>> start

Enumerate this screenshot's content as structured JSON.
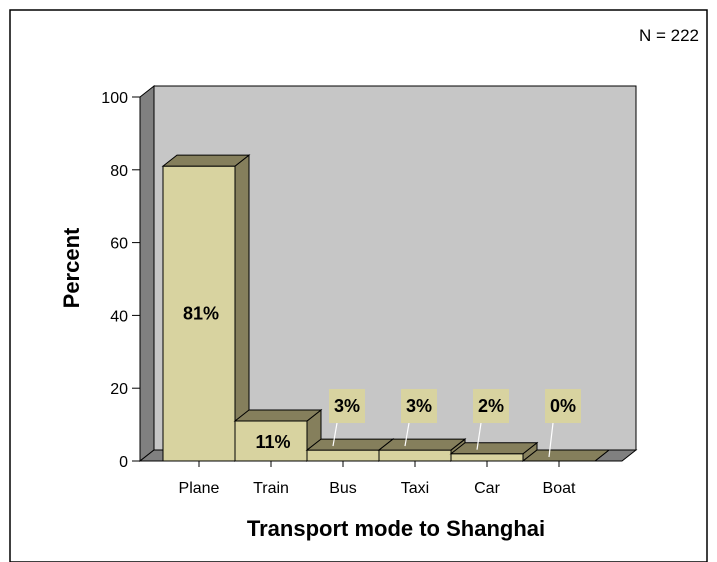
{
  "chart_data": {
    "type": "bar",
    "categories": [
      "Plane",
      "Train",
      "Bus",
      "Taxi",
      "Car",
      "Boat"
    ],
    "values": [
      81,
      11,
      3,
      3,
      2,
      0
    ],
    "value_labels": [
      "81%",
      "11%",
      "3%",
      "3%",
      "2%",
      "0%"
    ],
    "xlabel": "Transport mode to Shanghai",
    "ylabel": "Percent",
    "ylim": [
      0,
      100
    ],
    "yticks": [
      0,
      20,
      40,
      60,
      80,
      100
    ],
    "annotation": "N = 222",
    "style": "3d",
    "colors": {
      "bar_front": "#d8d3a0",
      "bar_top": "#857f5c",
      "bar_side": "#857f5c",
      "label_box": "#d8d3a0",
      "plot_back": "#c6c6c6",
      "plot_left_wall": "#808080",
      "plot_floor": "#808080"
    }
  }
}
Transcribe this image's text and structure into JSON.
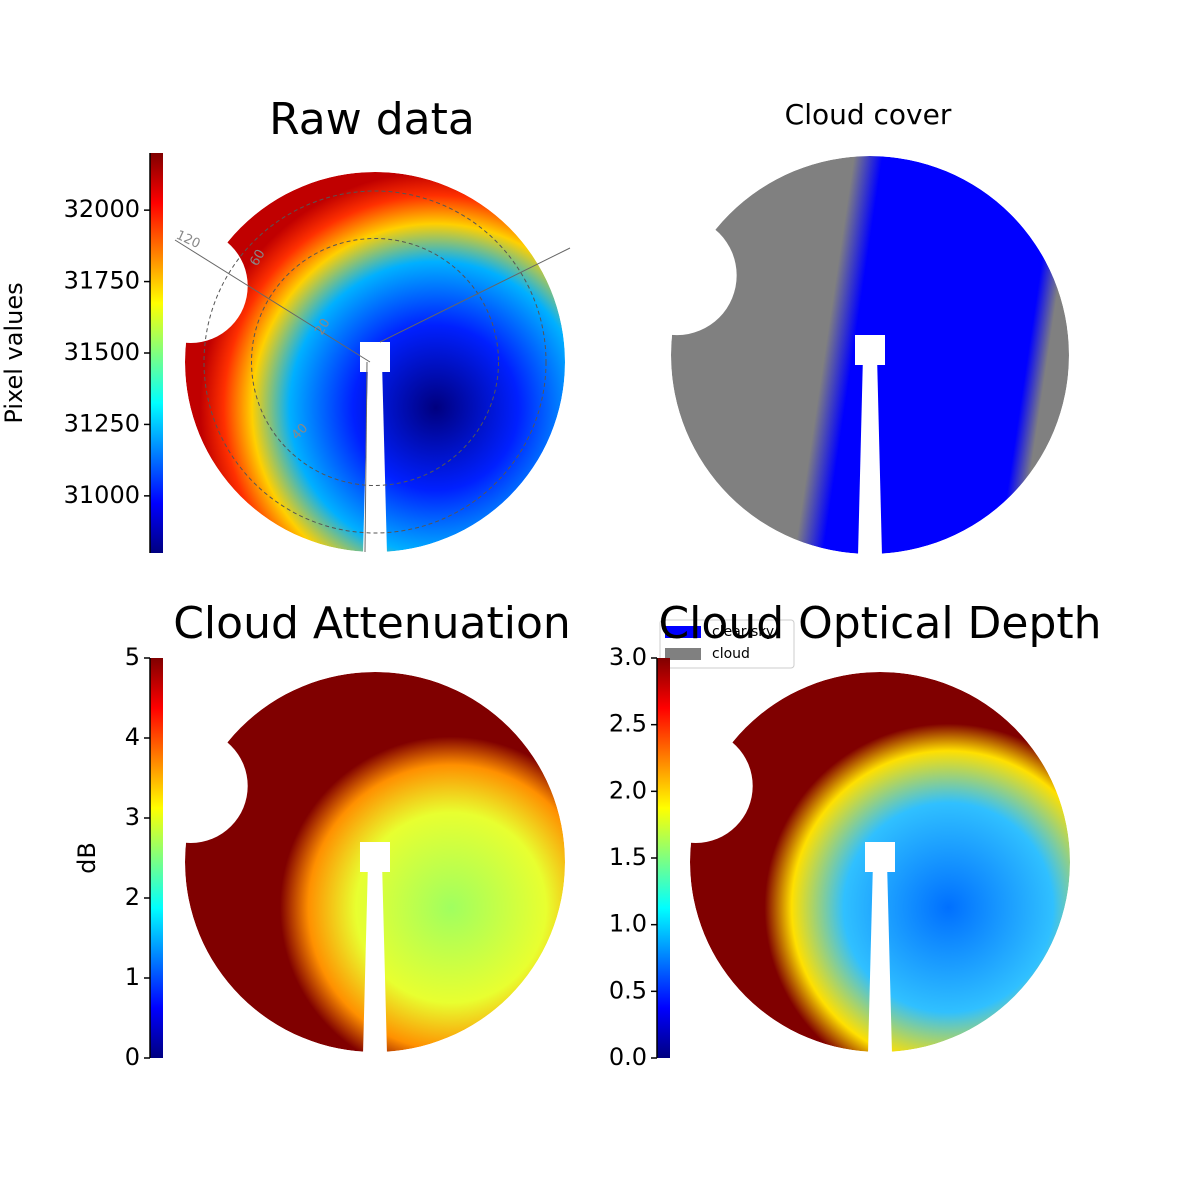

>> end

Please write out all of the material above without changing a word, and omit any pictures.

**Exercise output**
Enumerate this screenshot's content as structured JSON.
{
  "chart_data": {
    "type": "bar",
    "categories": [
      "Plane",
      "Train",
      "Bus",
      "Taxi",
      "Car",
      "Boat"
    ],
    "values": [
      81,
      11,
      3,
      3,
      2,
      0
    ],
    "value_labels": [
      "81%",
      "11%",
      "3%",
      "3%",
      "2%",
      "0%"
    ],
    "xlabel": "Transport mode to Shanghai",
    "ylabel": "Percent",
    "ylim": [
      0,
      100
    ],
    "yticks": [
      0,
      20,
      40,
      60,
      80,
      100
    ],
    "annotation": "N = 222",
    "style": "3d",
    "colors": {
      "bar_front": "#d8d3a0",
      "bar_top": "#857f5c",
      "bar_side": "#857f5c",
      "label_box": "#d8d3a0",
      "plot_back": "#c6c6c6",
      "plot_left_wall": "#808080",
      "plot_floor": "#808080"
    }
  }
}
Transcribe this image's text and structure into JSON.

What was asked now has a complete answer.